Chart and figure data
<<<<
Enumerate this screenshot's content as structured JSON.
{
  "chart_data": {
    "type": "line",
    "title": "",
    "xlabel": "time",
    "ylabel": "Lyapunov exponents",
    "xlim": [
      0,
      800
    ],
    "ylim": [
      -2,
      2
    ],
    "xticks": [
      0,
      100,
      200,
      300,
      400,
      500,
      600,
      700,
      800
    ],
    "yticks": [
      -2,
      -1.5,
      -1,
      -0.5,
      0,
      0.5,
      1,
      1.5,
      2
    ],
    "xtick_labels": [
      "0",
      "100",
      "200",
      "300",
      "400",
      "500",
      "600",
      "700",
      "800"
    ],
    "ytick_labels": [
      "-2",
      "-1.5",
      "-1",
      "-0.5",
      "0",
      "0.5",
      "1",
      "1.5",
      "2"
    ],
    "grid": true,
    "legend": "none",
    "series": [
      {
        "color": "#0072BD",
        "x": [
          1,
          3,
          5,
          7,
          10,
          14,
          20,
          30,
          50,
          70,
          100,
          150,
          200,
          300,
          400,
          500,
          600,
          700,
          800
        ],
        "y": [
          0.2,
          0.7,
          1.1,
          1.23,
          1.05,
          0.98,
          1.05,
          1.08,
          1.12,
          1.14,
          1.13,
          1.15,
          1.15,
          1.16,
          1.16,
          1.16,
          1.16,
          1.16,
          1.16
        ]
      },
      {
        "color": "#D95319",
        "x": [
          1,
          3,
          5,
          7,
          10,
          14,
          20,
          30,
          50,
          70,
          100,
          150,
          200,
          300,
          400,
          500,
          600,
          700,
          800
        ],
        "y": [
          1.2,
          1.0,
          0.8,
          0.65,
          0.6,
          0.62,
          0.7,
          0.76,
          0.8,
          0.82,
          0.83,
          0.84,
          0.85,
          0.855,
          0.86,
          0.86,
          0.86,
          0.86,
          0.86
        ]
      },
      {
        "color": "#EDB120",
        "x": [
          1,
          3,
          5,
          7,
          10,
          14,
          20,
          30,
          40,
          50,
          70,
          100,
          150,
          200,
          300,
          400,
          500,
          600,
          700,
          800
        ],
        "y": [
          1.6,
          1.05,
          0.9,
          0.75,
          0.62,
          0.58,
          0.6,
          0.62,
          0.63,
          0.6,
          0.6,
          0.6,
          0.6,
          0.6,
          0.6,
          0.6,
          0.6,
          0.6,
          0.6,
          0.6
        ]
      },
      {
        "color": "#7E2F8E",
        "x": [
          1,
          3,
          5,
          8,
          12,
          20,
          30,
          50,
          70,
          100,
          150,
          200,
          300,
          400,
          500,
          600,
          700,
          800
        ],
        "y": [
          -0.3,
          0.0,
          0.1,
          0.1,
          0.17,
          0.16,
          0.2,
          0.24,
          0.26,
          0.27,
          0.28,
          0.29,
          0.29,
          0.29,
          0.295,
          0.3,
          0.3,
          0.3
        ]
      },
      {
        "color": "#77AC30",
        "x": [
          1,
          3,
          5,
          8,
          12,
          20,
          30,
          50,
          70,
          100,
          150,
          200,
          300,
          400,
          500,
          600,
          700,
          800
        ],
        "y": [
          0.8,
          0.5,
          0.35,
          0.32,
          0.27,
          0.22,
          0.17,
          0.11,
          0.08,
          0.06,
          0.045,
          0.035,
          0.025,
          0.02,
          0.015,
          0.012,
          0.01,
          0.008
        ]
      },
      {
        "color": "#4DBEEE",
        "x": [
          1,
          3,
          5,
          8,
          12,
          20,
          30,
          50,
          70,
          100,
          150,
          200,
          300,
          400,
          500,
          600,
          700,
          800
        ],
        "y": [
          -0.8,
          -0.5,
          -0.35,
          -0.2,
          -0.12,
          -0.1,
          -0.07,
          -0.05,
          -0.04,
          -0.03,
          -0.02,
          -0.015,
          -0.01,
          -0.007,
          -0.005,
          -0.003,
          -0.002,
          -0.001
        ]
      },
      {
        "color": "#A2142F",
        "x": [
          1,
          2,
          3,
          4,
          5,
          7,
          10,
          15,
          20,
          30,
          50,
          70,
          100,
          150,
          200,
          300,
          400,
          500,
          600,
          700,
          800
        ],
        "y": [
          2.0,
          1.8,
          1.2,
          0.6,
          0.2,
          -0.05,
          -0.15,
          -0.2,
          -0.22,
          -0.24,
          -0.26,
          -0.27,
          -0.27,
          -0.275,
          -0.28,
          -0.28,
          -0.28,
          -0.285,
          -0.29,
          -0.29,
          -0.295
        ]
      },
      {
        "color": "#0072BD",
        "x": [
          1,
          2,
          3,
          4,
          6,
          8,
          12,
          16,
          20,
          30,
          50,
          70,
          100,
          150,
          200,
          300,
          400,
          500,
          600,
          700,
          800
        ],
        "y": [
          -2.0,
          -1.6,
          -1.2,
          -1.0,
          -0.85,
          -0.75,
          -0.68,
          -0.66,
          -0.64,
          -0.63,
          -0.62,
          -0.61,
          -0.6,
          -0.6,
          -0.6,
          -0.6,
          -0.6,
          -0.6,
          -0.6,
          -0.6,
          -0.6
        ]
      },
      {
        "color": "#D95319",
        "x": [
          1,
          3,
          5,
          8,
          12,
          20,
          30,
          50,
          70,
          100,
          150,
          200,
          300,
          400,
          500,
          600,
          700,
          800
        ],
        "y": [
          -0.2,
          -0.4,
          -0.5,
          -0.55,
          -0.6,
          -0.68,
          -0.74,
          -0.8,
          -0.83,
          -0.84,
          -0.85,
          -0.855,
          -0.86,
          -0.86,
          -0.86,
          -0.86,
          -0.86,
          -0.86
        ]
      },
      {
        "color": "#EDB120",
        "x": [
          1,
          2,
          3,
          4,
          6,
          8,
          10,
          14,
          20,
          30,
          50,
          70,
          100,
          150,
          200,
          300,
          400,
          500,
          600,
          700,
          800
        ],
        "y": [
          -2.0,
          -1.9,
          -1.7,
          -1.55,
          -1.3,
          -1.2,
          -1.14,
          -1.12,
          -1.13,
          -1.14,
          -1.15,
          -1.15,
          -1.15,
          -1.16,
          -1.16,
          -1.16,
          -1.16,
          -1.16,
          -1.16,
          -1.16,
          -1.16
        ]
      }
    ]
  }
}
>>>>
> [Aim of the task] Provide solely the number of lines in the data that include the word "color".

> [Result of the exercise] 10